Given instruction >>
Can you pull out each line of the data below that includes the word "Time"?

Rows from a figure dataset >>
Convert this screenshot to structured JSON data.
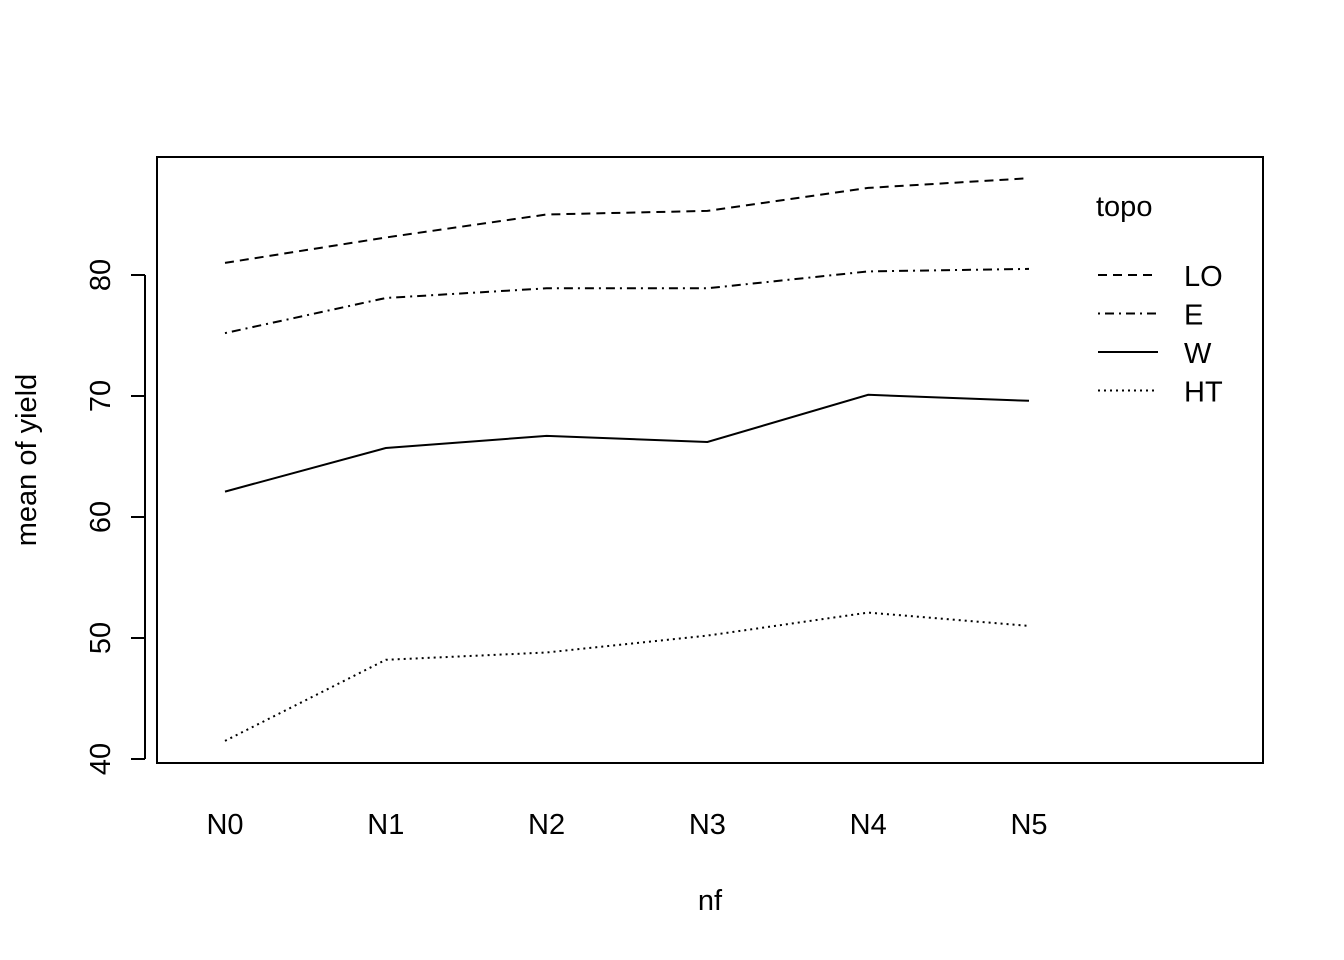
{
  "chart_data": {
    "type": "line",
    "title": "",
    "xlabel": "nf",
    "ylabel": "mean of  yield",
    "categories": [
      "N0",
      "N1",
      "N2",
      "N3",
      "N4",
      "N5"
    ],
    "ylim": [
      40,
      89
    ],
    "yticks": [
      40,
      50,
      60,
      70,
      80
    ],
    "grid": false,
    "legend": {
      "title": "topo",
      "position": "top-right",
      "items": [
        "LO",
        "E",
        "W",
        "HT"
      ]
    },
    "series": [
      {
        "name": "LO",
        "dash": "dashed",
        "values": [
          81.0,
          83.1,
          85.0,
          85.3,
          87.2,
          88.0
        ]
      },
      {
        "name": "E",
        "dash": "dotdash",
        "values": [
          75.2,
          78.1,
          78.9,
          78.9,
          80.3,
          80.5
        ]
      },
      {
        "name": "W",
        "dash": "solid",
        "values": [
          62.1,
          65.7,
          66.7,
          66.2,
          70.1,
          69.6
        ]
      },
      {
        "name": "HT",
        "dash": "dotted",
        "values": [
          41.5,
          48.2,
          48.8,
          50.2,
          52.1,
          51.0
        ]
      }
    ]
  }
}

==

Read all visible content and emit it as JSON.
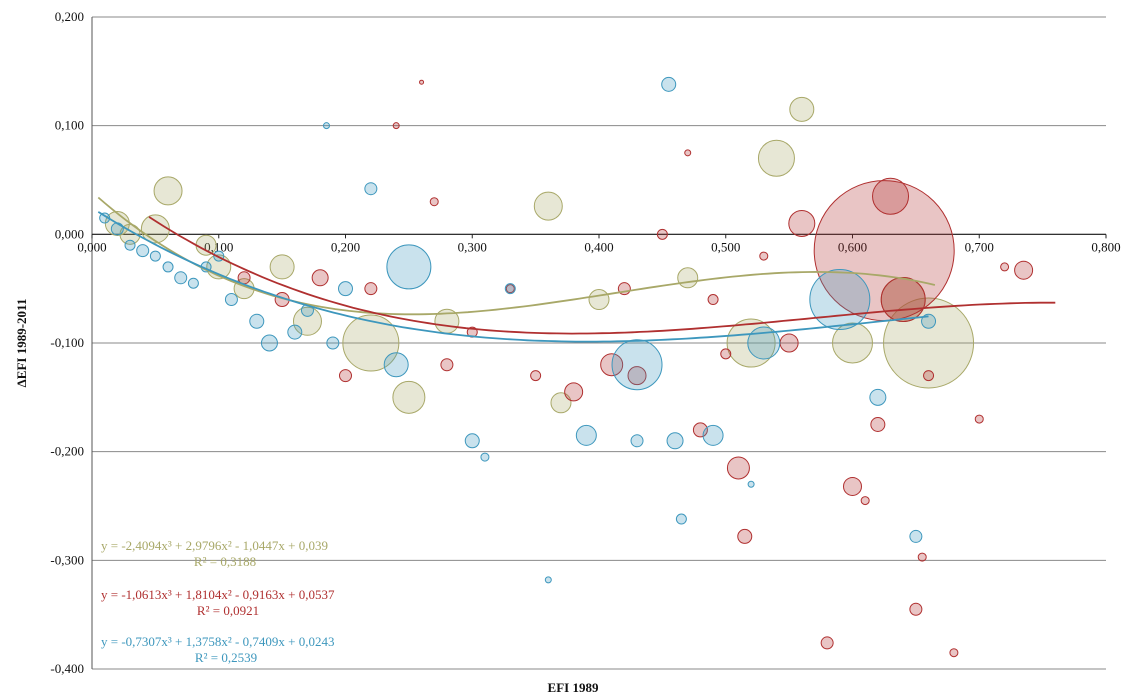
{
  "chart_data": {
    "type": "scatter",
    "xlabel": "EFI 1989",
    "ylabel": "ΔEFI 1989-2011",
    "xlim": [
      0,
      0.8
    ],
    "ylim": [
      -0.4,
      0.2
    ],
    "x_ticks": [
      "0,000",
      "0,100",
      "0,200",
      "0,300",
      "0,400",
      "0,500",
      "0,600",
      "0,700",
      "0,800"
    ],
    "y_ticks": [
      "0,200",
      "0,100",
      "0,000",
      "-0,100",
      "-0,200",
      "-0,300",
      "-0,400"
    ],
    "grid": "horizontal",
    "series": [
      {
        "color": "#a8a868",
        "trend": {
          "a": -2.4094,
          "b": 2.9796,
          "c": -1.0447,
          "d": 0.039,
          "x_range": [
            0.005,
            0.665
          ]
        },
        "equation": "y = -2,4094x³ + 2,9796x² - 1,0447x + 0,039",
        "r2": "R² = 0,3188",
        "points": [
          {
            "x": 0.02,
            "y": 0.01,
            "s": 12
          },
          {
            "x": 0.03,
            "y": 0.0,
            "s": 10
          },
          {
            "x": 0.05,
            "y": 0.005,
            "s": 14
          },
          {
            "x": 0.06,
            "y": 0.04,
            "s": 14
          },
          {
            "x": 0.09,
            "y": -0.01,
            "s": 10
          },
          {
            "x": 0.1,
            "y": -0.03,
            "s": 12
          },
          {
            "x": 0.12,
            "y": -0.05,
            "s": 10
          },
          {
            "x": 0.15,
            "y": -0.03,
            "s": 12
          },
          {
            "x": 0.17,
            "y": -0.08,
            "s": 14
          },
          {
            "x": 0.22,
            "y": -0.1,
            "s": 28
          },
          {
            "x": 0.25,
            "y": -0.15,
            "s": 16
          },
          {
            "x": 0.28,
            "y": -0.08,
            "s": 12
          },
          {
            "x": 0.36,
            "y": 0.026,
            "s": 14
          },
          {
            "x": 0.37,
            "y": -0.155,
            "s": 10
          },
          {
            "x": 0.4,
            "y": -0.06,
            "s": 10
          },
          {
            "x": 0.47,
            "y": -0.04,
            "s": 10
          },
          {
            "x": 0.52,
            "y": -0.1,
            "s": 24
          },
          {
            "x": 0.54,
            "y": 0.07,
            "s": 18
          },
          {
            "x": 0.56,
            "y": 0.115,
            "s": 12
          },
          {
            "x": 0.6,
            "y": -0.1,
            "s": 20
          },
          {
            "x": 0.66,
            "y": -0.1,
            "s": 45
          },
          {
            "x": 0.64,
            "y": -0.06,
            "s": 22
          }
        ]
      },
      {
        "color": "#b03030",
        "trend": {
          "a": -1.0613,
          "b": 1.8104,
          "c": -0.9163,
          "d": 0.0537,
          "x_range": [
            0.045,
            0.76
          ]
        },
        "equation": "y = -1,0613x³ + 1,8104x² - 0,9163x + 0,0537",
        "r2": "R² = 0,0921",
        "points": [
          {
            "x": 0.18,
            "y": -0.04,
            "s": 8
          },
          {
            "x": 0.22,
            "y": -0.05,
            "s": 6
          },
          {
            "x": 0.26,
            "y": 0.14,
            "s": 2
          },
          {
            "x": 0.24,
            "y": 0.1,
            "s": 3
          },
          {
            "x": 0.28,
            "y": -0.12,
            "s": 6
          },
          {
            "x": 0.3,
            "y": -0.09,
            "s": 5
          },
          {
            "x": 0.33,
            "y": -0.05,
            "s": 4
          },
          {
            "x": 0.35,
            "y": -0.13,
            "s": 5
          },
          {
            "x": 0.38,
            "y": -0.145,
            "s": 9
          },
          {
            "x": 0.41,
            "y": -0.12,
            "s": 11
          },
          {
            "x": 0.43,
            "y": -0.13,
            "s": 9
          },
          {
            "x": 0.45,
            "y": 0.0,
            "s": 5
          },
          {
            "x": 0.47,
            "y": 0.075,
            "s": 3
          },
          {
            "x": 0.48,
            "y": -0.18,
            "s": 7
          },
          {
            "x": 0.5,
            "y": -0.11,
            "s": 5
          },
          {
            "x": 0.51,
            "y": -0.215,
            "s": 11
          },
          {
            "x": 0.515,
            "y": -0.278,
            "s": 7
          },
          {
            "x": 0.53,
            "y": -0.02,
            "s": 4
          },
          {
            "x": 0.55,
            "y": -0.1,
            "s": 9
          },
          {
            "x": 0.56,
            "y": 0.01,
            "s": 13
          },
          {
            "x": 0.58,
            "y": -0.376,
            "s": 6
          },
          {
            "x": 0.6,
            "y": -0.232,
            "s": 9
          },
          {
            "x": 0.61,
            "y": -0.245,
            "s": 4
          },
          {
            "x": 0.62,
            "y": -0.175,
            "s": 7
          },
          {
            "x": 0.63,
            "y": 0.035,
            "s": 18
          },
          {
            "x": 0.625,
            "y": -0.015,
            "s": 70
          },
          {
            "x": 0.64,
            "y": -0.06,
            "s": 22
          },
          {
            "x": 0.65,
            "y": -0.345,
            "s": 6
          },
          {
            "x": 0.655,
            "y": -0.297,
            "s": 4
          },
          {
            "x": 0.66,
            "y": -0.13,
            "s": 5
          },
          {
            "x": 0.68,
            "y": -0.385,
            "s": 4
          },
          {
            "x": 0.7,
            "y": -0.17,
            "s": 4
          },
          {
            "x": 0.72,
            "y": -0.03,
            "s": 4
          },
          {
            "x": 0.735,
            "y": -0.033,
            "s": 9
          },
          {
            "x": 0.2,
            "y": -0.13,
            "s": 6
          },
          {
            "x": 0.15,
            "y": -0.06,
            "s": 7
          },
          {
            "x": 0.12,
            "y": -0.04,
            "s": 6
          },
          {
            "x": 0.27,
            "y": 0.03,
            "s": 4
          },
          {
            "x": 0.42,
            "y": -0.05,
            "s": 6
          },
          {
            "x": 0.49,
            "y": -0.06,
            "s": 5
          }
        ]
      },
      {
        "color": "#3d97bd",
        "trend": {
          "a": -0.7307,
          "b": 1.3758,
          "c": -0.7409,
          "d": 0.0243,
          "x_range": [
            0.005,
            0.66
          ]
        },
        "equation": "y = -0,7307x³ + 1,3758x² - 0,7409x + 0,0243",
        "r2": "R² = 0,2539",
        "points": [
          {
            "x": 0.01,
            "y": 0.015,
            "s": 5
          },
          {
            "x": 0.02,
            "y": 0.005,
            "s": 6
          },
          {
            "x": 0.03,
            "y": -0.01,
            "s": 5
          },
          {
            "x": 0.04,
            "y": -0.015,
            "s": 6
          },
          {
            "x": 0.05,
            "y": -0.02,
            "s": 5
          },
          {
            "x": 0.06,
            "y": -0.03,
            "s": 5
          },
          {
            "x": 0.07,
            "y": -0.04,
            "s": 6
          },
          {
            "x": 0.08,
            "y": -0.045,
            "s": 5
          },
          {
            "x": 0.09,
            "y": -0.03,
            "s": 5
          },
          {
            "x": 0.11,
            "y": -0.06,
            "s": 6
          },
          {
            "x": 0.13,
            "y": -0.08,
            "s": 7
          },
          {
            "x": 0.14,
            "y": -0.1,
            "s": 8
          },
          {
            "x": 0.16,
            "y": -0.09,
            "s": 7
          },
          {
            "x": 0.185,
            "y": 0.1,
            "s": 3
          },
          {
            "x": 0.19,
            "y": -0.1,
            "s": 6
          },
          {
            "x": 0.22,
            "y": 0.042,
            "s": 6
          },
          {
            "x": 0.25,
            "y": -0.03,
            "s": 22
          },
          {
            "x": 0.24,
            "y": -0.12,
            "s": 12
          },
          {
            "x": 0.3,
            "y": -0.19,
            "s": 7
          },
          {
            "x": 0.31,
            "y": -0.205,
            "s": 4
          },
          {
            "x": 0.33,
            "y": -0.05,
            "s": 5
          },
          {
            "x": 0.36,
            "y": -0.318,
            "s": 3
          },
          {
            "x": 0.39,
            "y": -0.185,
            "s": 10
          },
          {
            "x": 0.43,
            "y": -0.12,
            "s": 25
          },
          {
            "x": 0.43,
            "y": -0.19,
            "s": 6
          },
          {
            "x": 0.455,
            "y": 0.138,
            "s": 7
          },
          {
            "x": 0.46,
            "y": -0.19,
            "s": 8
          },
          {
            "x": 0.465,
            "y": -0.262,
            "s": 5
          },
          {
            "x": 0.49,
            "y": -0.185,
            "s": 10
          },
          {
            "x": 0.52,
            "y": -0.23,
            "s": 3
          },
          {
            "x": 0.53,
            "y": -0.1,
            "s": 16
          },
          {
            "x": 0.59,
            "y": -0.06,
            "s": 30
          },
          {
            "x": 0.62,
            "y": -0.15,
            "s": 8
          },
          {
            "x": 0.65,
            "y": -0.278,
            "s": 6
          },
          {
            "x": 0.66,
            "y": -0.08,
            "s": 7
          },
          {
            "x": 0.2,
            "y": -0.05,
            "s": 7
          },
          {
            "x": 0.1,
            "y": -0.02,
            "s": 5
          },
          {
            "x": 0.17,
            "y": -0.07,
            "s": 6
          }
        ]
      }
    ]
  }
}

---

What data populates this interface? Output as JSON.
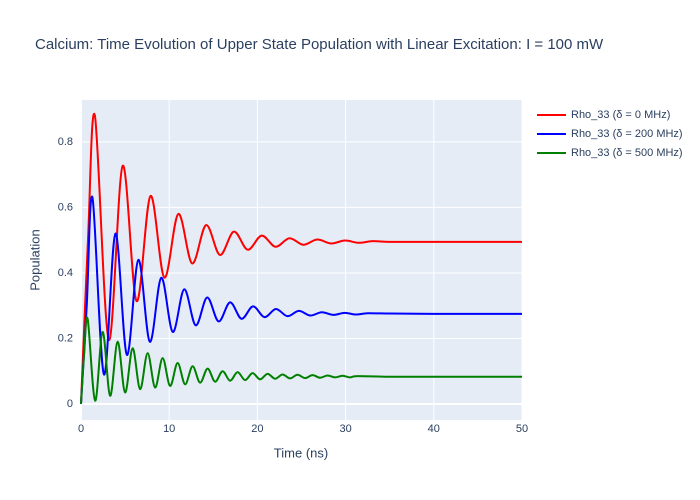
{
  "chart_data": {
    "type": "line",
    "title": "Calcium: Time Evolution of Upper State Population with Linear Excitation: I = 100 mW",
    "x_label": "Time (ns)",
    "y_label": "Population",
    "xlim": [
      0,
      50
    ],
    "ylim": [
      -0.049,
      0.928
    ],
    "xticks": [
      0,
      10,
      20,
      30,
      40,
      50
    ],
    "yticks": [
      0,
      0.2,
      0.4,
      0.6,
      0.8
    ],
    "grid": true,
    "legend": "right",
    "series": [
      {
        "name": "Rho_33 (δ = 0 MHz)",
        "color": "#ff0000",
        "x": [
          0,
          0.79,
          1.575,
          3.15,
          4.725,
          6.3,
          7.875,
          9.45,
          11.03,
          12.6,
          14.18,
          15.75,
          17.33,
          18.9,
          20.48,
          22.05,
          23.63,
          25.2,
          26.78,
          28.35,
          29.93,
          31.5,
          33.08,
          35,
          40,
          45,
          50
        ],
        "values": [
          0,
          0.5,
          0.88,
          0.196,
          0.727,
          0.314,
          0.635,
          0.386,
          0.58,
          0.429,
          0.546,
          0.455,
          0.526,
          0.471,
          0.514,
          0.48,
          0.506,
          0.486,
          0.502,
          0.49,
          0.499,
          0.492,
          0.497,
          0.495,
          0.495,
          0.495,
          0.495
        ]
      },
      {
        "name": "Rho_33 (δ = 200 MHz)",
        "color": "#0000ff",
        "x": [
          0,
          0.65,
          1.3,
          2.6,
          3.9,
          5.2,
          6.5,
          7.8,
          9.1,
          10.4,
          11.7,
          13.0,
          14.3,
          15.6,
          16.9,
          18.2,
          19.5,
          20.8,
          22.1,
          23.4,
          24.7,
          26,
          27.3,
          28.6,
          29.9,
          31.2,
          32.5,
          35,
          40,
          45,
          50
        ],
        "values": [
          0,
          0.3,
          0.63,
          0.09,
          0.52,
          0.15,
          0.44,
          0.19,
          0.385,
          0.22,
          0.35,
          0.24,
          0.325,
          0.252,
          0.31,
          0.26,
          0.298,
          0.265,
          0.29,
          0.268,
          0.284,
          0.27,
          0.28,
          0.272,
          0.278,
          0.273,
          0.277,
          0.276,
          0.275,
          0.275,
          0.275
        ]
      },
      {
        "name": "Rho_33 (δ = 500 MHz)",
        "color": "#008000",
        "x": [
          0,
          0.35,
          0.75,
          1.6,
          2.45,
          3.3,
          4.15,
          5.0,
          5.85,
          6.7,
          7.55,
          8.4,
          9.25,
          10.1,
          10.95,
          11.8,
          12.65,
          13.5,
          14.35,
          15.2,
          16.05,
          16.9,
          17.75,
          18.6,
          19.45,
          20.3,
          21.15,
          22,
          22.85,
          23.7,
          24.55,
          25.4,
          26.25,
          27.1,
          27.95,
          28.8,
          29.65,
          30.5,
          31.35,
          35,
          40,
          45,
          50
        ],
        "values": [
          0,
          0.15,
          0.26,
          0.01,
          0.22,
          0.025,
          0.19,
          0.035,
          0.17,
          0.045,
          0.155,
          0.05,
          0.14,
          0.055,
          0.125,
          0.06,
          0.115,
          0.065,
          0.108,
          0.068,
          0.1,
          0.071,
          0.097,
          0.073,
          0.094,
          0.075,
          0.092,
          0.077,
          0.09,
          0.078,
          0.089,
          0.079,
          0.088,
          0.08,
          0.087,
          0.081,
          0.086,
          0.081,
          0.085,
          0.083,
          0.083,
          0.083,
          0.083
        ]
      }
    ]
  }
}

Task output >>
    "title": "Calcium: Time Evolution of Upper State Population with Linear Excitation: I = 100 mW",
    "x_label": "Time (ns)",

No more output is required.